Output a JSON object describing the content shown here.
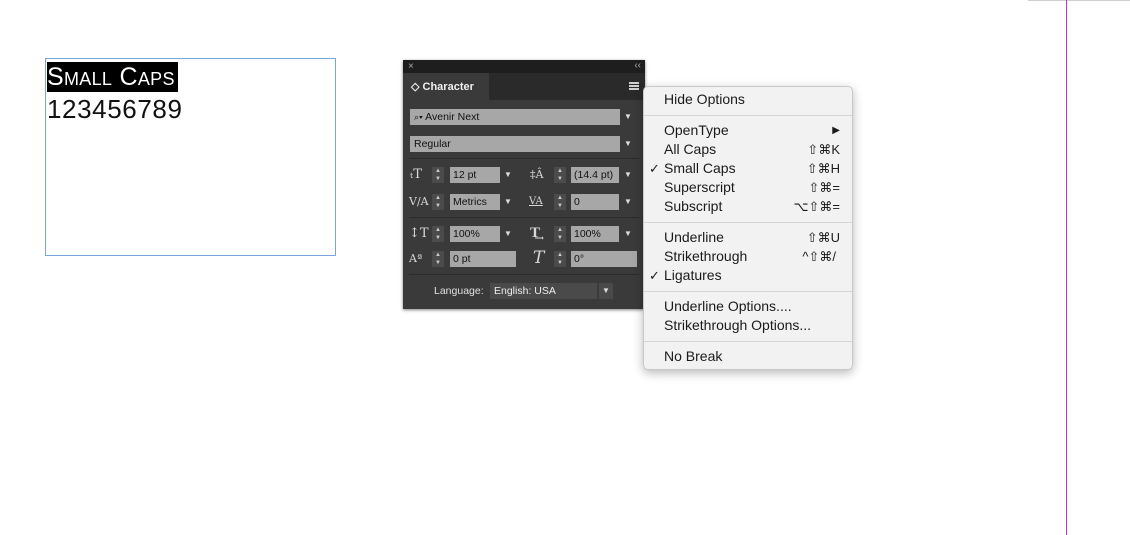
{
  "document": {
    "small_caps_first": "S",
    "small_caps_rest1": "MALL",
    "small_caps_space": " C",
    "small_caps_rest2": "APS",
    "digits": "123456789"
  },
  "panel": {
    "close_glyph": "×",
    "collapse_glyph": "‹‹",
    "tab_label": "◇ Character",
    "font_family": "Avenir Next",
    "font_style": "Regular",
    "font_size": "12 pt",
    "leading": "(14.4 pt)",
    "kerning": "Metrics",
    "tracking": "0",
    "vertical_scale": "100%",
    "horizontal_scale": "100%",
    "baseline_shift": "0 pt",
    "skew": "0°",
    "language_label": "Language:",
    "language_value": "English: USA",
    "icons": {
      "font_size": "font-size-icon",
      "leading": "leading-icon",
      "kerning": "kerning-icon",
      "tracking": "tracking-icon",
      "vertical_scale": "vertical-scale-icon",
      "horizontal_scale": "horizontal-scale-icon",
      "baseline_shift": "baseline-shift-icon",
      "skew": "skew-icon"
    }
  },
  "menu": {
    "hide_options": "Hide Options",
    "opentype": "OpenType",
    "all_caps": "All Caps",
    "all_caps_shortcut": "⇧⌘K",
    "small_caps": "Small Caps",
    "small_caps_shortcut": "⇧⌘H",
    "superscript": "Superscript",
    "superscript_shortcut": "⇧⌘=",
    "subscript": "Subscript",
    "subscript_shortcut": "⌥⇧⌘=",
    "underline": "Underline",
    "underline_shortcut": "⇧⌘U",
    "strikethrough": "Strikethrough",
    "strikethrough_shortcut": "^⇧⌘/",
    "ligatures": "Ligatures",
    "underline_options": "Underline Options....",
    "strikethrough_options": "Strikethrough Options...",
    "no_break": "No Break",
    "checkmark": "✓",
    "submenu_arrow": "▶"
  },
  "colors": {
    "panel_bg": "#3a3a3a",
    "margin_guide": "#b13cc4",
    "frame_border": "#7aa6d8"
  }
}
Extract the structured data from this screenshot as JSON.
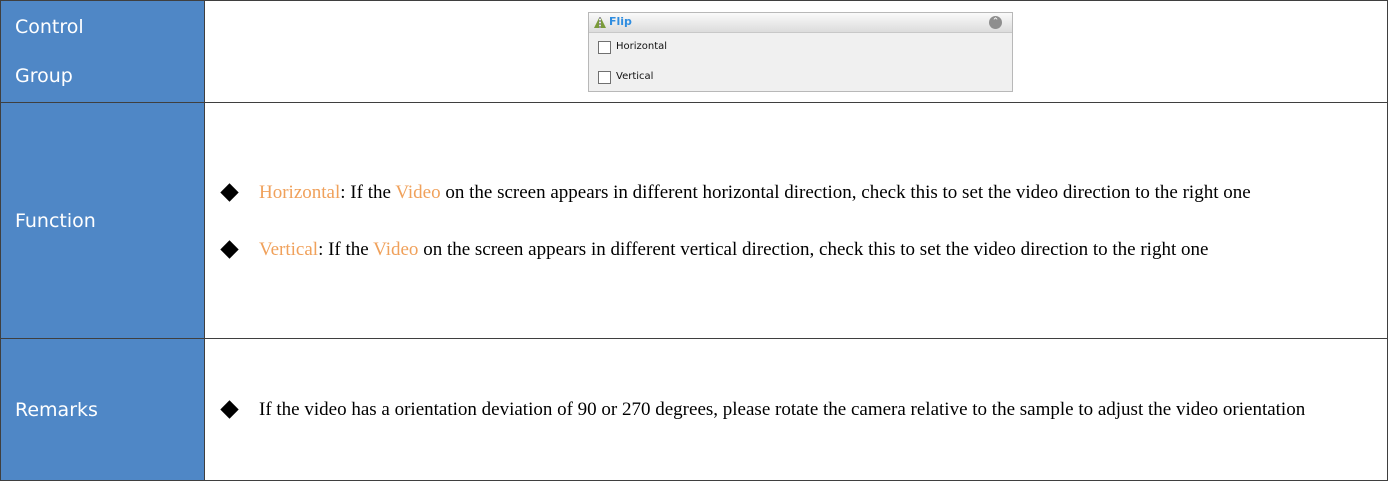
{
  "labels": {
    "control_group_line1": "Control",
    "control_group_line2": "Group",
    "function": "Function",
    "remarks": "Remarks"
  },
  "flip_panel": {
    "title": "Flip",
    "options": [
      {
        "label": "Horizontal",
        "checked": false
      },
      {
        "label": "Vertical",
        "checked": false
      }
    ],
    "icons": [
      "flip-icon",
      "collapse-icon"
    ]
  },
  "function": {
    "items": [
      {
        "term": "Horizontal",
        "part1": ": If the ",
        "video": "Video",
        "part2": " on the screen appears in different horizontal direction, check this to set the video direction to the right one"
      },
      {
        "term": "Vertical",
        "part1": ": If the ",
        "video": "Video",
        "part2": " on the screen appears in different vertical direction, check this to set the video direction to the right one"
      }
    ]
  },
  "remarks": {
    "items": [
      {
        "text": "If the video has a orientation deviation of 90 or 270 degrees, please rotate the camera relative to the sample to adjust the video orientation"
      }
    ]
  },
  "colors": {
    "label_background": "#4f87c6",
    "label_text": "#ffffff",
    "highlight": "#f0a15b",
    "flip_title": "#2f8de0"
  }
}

□ □ □ □ □

| Prompt |
Repeat all of the data above word for word, minus the pictures.

| Exercise solution |
Output a JSON object describing the content shown here.
{
  "document": {
    "small_caps_first": "S",
    "small_caps_rest1": "MALL",
    "small_caps_space": " C",
    "small_caps_rest2": "APS",
    "digits": "123456789"
  },
  "panel": {
    "close_glyph": "×",
    "collapse_glyph": "‹‹",
    "tab_label": "◇ Character",
    "font_family": "Avenir Next",
    "font_style": "Regular",
    "font_size": "12 pt",
    "leading": "(14.4 pt)",
    "kerning": "Metrics",
    "tracking": "0",
    "vertical_scale": "100%",
    "horizontal_scale": "100%",
    "baseline_shift": "0 pt",
    "skew": "0°",
    "language_label": "Language:",
    "language_value": "English: USA",
    "icons": {
      "font_size": "font-size-icon",
      "leading": "leading-icon",
      "kerning": "kerning-icon",
      "tracking": "tracking-icon",
      "vertical_scale": "vertical-scale-icon",
      "horizontal_scale": "horizontal-scale-icon",
      "baseline_shift": "baseline-shift-icon",
      "skew": "skew-icon"
    }
  },
  "menu": {
    "hide_options": "Hide Options",
    "opentype": "OpenType",
    "all_caps": "All Caps",
    "all_caps_shortcut": "⇧⌘K",
    "small_caps": "Small Caps",
    "small_caps_shortcut": "⇧⌘H",
    "superscript": "Superscript",
    "superscript_shortcut": "⇧⌘=",
    "subscript": "Subscript",
    "subscript_shortcut": "⌥⇧⌘=",
    "underline": "Underline",
    "underline_shortcut": "⇧⌘U",
    "strikethrough": "Strikethrough",
    "strikethrough_shortcut": "^⇧⌘/",
    "ligatures": "Ligatures",
    "underline_options": "Underline Options....",
    "strikethrough_options": "Strikethrough Options...",
    "no_break": "No Break",
    "checkmark": "✓",
    "submenu_arrow": "▶"
  },
  "colors": {
    "panel_bg": "#3a3a3a",
    "margin_guide": "#b13cc4",
    "frame_border": "#7aa6d8"
  }
}
Extract the structured data from this screenshot as JSON.
{
  "labels": {
    "control_group_line1": "Control",
    "control_group_line2": "Group",
    "function": "Function",
    "remarks": "Remarks"
  },
  "flip_panel": {
    "title": "Flip",
    "options": [
      {
        "label": "Horizontal",
        "checked": false
      },
      {
        "label": "Vertical",
        "checked": false
      }
    ],
    "icons": [
      "flip-icon",
      "collapse-icon"
    ]
  },
  "function": {
    "items": [
      {
        "term": "Horizontal",
        "part1": ": If the ",
        "video": "Video",
        "part2": " on the screen appears in different horizontal direction, check this to set the video direction to the right one"
      },
      {
        "term": "Vertical",
        "part1": ": If the ",
        "video": "Video",
        "part2": " on the screen appears in different vertical direction, check this to set the video direction to the right one"
      }
    ]
  },
  "remarks": {
    "items": [
      {
        "text": "If the video has a orientation deviation of 90 or 270 degrees, please rotate the camera relative to the sample to adjust the video orientation"
      }
    ]
  },
  "colors": {
    "label_background": "#4f87c6",
    "label_text": "#ffffff",
    "highlight": "#f0a15b",
    "flip_title": "#2f8de0"
  }
}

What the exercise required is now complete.